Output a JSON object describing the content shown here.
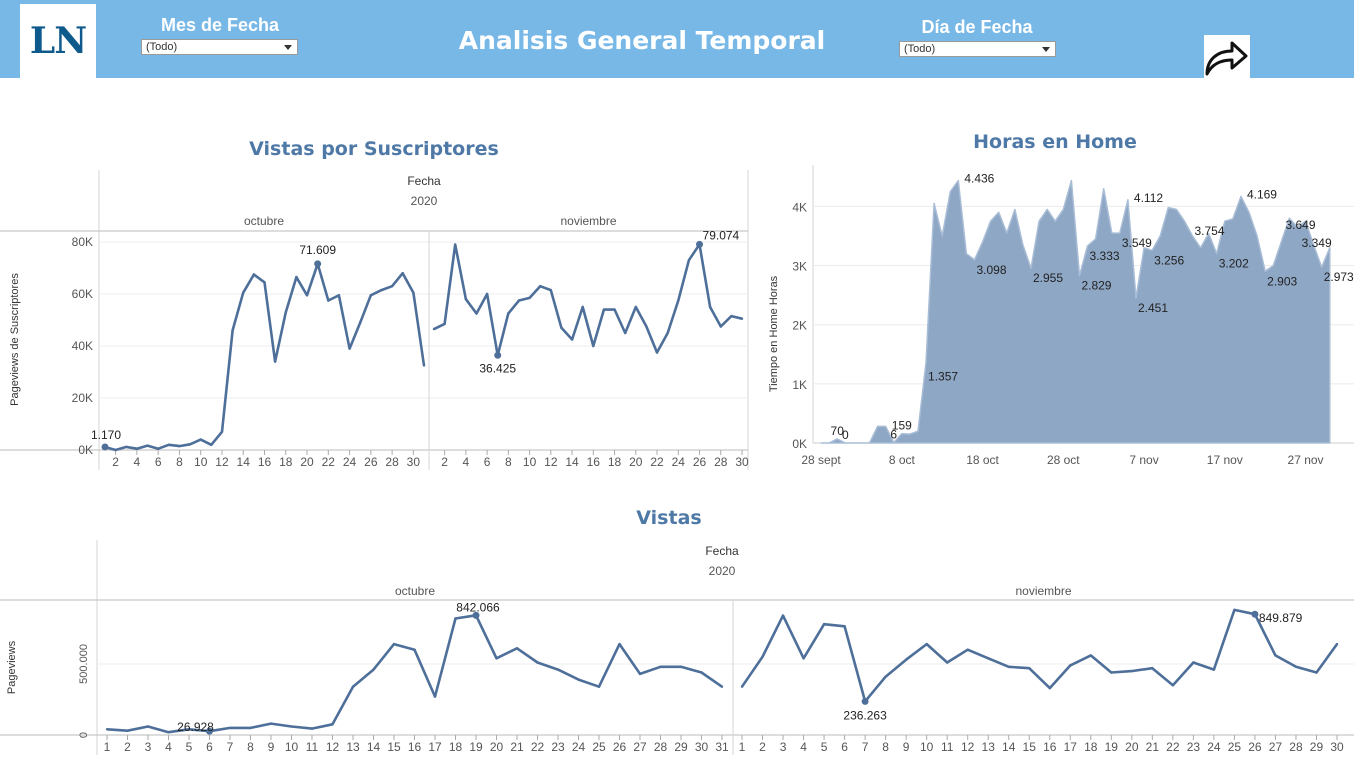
{
  "header": {
    "logo_text": "LN",
    "title": "Analisis General Temporal",
    "month_filter_label": "Mes de Fecha",
    "month_filter_value": "(Todo)",
    "day_filter_label": "Día de Fecha",
    "day_filter_value": "(Todo)",
    "share_icon": "share-arrow-icon"
  },
  "colors": {
    "header_bg": "#78b8e7",
    "title_color": "#4e79a7",
    "line_color": "#4e6f99",
    "area_fill": "#8ea7c5",
    "area_stroke": "#a9bdd6"
  },
  "chart_data": [
    {
      "id": "subs",
      "type": "line",
      "title": "Vistas por Suscriptores",
      "column_header": "Fecha",
      "column_year": "2020",
      "panels": [
        {
          "name": "octubre",
          "x": [
            1,
            2,
            3,
            4,
            5,
            6,
            7,
            8,
            9,
            10,
            11,
            12,
            13,
            14,
            15,
            16,
            17,
            18,
            19,
            20,
            21,
            22,
            23,
            24,
            25,
            26,
            27,
            28,
            29,
            30,
            31
          ],
          "values": [
            1170,
            0,
            1200,
            500,
            1700,
            500,
            2000,
            1500,
            2200,
            4000,
            2000,
            7000,
            46000,
            60500,
            67500,
            64500,
            34000,
            53000,
            66500,
            59500,
            71609,
            57500,
            59500,
            39000,
            49000,
            59500,
            61500,
            63000,
            68000,
            60500,
            32500
          ],
          "ticks": [
            2,
            4,
            6,
            8,
            10,
            12,
            14,
            16,
            18,
            20,
            22,
            24,
            26,
            28,
            30
          ]
        },
        {
          "name": "noviembre",
          "x": [
            1,
            2,
            3,
            4,
            5,
            6,
            7,
            8,
            9,
            10,
            11,
            12,
            13,
            14,
            15,
            16,
            17,
            18,
            19,
            20,
            21,
            22,
            23,
            24,
            25,
            26,
            27,
            28,
            29,
            30
          ],
          "values": [
            46500,
            48500,
            79000,
            58000,
            52500,
            60000,
            36425,
            52500,
            57500,
            58500,
            63000,
            61500,
            47000,
            42500,
            55000,
            40000,
            54000,
            54000,
            45000,
            55000,
            47500,
            37500,
            45000,
            57500,
            73000,
            79074,
            55000,
            47500,
            51500,
            50500
          ],
          "ticks": [
            2,
            4,
            6,
            8,
            10,
            12,
            14,
            16,
            18,
            20,
            22,
            24,
            26,
            28,
            30
          ]
        }
      ],
      "ylabel": "Pageviews de Suscriptores",
      "yticks": [
        "0K",
        "20K",
        "40K",
        "60K",
        "80K"
      ],
      "ylim": [
        0,
        85000
      ],
      "annotations": [
        {
          "panel": 0,
          "x": 1,
          "value": 1170,
          "label": "1.170"
        },
        {
          "panel": 0,
          "x": 21,
          "value": 71609,
          "label": "71.609"
        },
        {
          "panel": 1,
          "x": 7,
          "value": 36425,
          "label": "36.425"
        },
        {
          "panel": 1,
          "x": 26,
          "value": 79074,
          "label": "79.074"
        }
      ]
    },
    {
      "id": "horas",
      "type": "area",
      "title": "Horas en Home",
      "ylabel": "Tiempo en Home Horas",
      "yticks": [
        "0K",
        "1K",
        "2K",
        "3K",
        "4K"
      ],
      "ylim": [
        0,
        4700
      ],
      "xlim": [
        "2020-09-27",
        "2020-12-03"
      ],
      "xticks": [
        "28 sept",
        "8 oct",
        "18 oct",
        "28 oct",
        "7 nov",
        "17 nov",
        "27 nov"
      ],
      "x": [
        "2020-09-28",
        "2020-09-29",
        "2020-09-30",
        "2020-10-01",
        "2020-10-02",
        "2020-10-03",
        "2020-10-04",
        "2020-10-05",
        "2020-10-06",
        "2020-10-07",
        "2020-10-08",
        "2020-10-09",
        "2020-10-10",
        "2020-10-11",
        "2020-10-12",
        "2020-10-13",
        "2020-10-14",
        "2020-10-15",
        "2020-10-16",
        "2020-10-17",
        "2020-10-18",
        "2020-10-19",
        "2020-10-20",
        "2020-10-21",
        "2020-10-22",
        "2020-10-23",
        "2020-10-24",
        "2020-10-25",
        "2020-10-26",
        "2020-10-27",
        "2020-10-28",
        "2020-10-29",
        "2020-10-30",
        "2020-10-31",
        "2020-11-01",
        "2020-11-02",
        "2020-11-03",
        "2020-11-04",
        "2020-11-05",
        "2020-11-06",
        "2020-11-07",
        "2020-11-08",
        "2020-11-09",
        "2020-11-10",
        "2020-11-11",
        "2020-11-12",
        "2020-11-13",
        "2020-11-14",
        "2020-11-15",
        "2020-11-16",
        "2020-11-17",
        "2020-11-18",
        "2020-11-19",
        "2020-11-20",
        "2020-11-21",
        "2020-11-22",
        "2020-11-23",
        "2020-11-24",
        "2020-11-25",
        "2020-11-26",
        "2020-11-27",
        "2020-11-28",
        "2020-11-29",
        "2020-11-30"
      ],
      "values": [
        0,
        0,
        70,
        0,
        0,
        0,
        0,
        280,
        280,
        6,
        159,
        150,
        200,
        1357,
        4050,
        3500,
        4250,
        4436,
        3200,
        3098,
        3400,
        3750,
        3900,
        3550,
        3950,
        3350,
        2955,
        3750,
        3950,
        3750,
        3950,
        4436,
        2829,
        3333,
        3450,
        4300,
        3550,
        3549,
        4112,
        2451,
        3300,
        3256,
        3500,
        3980,
        3950,
        3754,
        3500,
        3300,
        3540,
        3202,
        3750,
        3790,
        4169,
        3900,
        3500,
        2903,
        3000,
        3400,
        3800,
        3649,
        3750,
        3349,
        2973,
        3300
      ],
      "labels": [
        {
          "x": "2020-09-30",
          "value": 70,
          "label": "70"
        },
        {
          "x": "2020-10-01",
          "value": 0,
          "label": "0"
        },
        {
          "x": "2020-10-07",
          "value": 6,
          "label": "6"
        },
        {
          "x": "2020-10-08",
          "value": 159,
          "label": "159"
        },
        {
          "x": "2020-10-11",
          "value": 1357,
          "label": "1.357"
        },
        {
          "x": "2020-10-15",
          "value": 4436,
          "label": "4.436"
        },
        {
          "x": "2020-10-17",
          "value": 3098,
          "label": "3.098"
        },
        {
          "x": "2020-10-24",
          "value": 2955,
          "label": "2.955"
        },
        {
          "x": "2020-10-30",
          "value": 2829,
          "label": "2.829"
        },
        {
          "x": "2020-10-31",
          "value": 3333,
          "label": "3.333"
        },
        {
          "x": "2020-11-04",
          "value": 3549,
          "label": "3.549"
        },
        {
          "x": "2020-11-05",
          "value": 4112,
          "label": "4.112"
        },
        {
          "x": "2020-11-06",
          "value": 2451,
          "label": "2.451"
        },
        {
          "x": "2020-11-08",
          "value": 3256,
          "label": "3.256"
        },
        {
          "x": "2020-11-13",
          "value": 3754,
          "label": "3.754"
        },
        {
          "x": "2020-11-16",
          "value": 3202,
          "label": "3.202"
        },
        {
          "x": "2020-11-19",
          "value": 4169,
          "label": "4.169"
        },
        {
          "x": "2020-11-22",
          "value": 2903,
          "label": "2.903"
        },
        {
          "x": "2020-11-26",
          "value": 3649,
          "label": "3.649"
        },
        {
          "x": "2020-11-28",
          "value": 3349,
          "label": "3.349"
        },
        {
          "x": "2020-11-29",
          "value": 2973,
          "label": "2.973"
        }
      ]
    },
    {
      "id": "vistas",
      "type": "line",
      "title": "Vistas",
      "column_header": "Fecha",
      "column_year": "2020",
      "panels": [
        {
          "name": "octubre",
          "x": [
            1,
            2,
            3,
            4,
            5,
            6,
            7,
            8,
            9,
            10,
            11,
            12,
            13,
            14,
            15,
            16,
            17,
            18,
            19,
            20,
            21,
            22,
            23,
            24,
            25,
            26,
            27,
            28,
            29,
            30,
            31
          ],
          "values": [
            40000,
            30000,
            60000,
            20000,
            40000,
            26928,
            50000,
            50000,
            80000,
            60000,
            45000,
            75000,
            340000,
            460000,
            640000,
            600000,
            270000,
            820000,
            842066,
            540000,
            610000,
            510000,
            460000,
            390000,
            340000,
            640000,
            430000,
            480000,
            480000,
            440000,
            340000
          ],
          "ticks": [
            1,
            2,
            3,
            4,
            5,
            6,
            7,
            8,
            9,
            10,
            11,
            12,
            13,
            14,
            15,
            16,
            17,
            18,
            19,
            20,
            21,
            22,
            23,
            24,
            25,
            26,
            27,
            28,
            29,
            30,
            31
          ]
        },
        {
          "name": "noviembre",
          "x": [
            1,
            2,
            3,
            4,
            5,
            6,
            7,
            8,
            9,
            10,
            11,
            12,
            13,
            14,
            15,
            16,
            17,
            18,
            19,
            20,
            21,
            22,
            23,
            24,
            25,
            26,
            27,
            28,
            29,
            30
          ],
          "values": [
            340000,
            550000,
            840000,
            540000,
            780000,
            765000,
            236263,
            410000,
            530000,
            640000,
            510000,
            600000,
            540000,
            480000,
            470000,
            330000,
            490000,
            560000,
            440000,
            450000,
            470000,
            350000,
            510000,
            460000,
            880000,
            849879,
            560000,
            480000,
            440000,
            640000
          ],
          "ticks": [
            1,
            2,
            3,
            4,
            5,
            6,
            7,
            8,
            9,
            10,
            11,
            12,
            13,
            14,
            15,
            16,
            17,
            18,
            19,
            20,
            21,
            22,
            23,
            24,
            25,
            26,
            27,
            28,
            29,
            30
          ]
        }
      ],
      "ylabel": "Pageviews",
      "yticks": [
        "0",
        "500.000"
      ],
      "ylim": [
        0,
        950000
      ],
      "annotations": [
        {
          "panel": 0,
          "x": 6,
          "value": 26928,
          "label": "26.928"
        },
        {
          "panel": 0,
          "x": 19,
          "value": 842066,
          "label": "842.066"
        },
        {
          "panel": 1,
          "x": 7,
          "value": 236263,
          "label": "236.263"
        },
        {
          "panel": 1,
          "x": 26,
          "value": 849879,
          "label": "849.879"
        }
      ]
    }
  ]
}
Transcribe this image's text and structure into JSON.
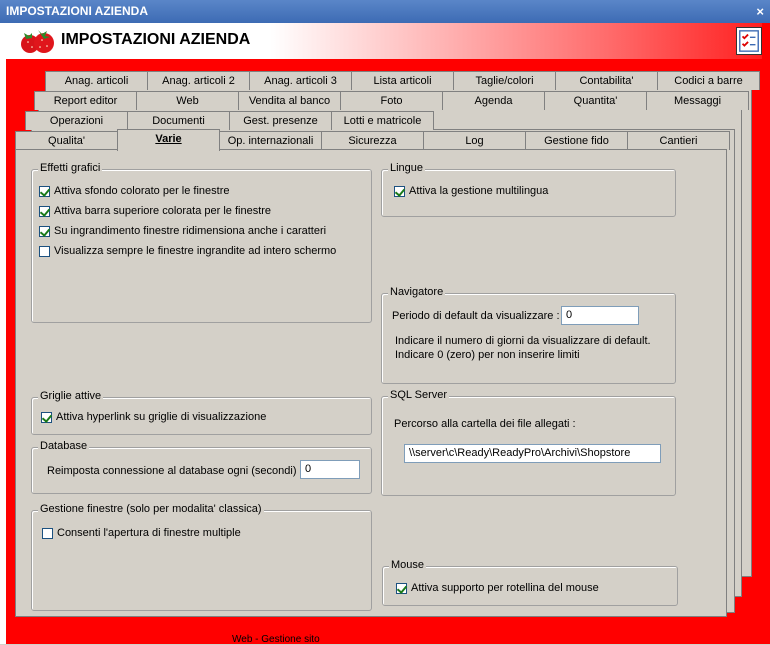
{
  "window": {
    "title": "IMPOSTAZIONI AZIENDA",
    "close_glyph": "×"
  },
  "header": {
    "title": "IMPOSTAZIONI AZIENDA",
    "logo_icon": "strawberry-icon",
    "right_icon": "checklist-icon"
  },
  "tabs": {
    "row1": [
      "Anag. articoli",
      "Anag. articoli 2",
      "Anag. articoli 3",
      "Lista articoli",
      "Taglie/colori",
      "Contabilita'",
      "Codici a barre"
    ],
    "row2": [
      "Report editor",
      "Web",
      "Vendita al banco",
      "Foto",
      "Agenda",
      "Quantita'",
      "Messaggi"
    ],
    "row3": [
      "Operazioni",
      "Documenti",
      "Gest. presenze",
      "Lotti e matricole"
    ],
    "row4": [
      "Qualita'",
      "Varie",
      "Op. internazionali",
      "Sicurezza",
      "Log",
      "Gestione fido",
      "Cantieri"
    ],
    "active": "Varie"
  },
  "effetti": {
    "title": "Effetti grafici",
    "items": [
      {
        "label": "Attiva sfondo colorato per le finestre",
        "checked": true
      },
      {
        "label": "Attiva barra superiore colorata per le finestre",
        "checked": true
      },
      {
        "label": "Su ingrandimento finestre ridimensiona anche i caratteri",
        "checked": true
      },
      {
        "label": "Visualizza sempre le finestre ingrandite ad intero schermo",
        "checked": false
      }
    ]
  },
  "lingue": {
    "title": "Lingue",
    "item": {
      "label": "Attiva la gestione multilingua",
      "checked": true
    }
  },
  "navigatore": {
    "title": "Navigatore",
    "period_label": "Periodo di default da visualizzare :",
    "period_value": "0",
    "hint1": "Indicare il numero di giorni da visualizzare di default.",
    "hint2": "Indicare 0 (zero) per non inserire limiti"
  },
  "griglie": {
    "title": "Griglie attive",
    "item": {
      "label": "Attiva hyperlink su griglie di visualizzazione",
      "checked": true
    }
  },
  "database": {
    "title": "Database",
    "label": "Reimposta connessione al database ogni (secondi) :",
    "value": "0"
  },
  "sql": {
    "title": "SQL Server",
    "label": "Percorso alla cartella dei file allegati :",
    "value": "\\\\server\\c\\Ready\\ReadyPro\\Archivi\\Shopstore"
  },
  "gestione": {
    "title": "Gestione finestre (solo per modalita' classica)",
    "item": {
      "label": "Consenti l'apertura di finestre multiple",
      "checked": false
    }
  },
  "mouse": {
    "title": "Mouse",
    "item": {
      "label": "Attiva supporto per rotellina del mouse",
      "checked": true
    }
  },
  "background_fragment": "Web - Gestione sito",
  "colors": {
    "frame": "#ff0000",
    "titlebar": "#3d6bb4",
    "panel": "#d4d0c8"
  }
}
● ● ● ●
Identify each line in the records above containing the word "articoli"; copy those lines.

      "Anag. articoli",
      "Anag. articoli 2",
      "Anag. articoli 3",
      "Lista articoli",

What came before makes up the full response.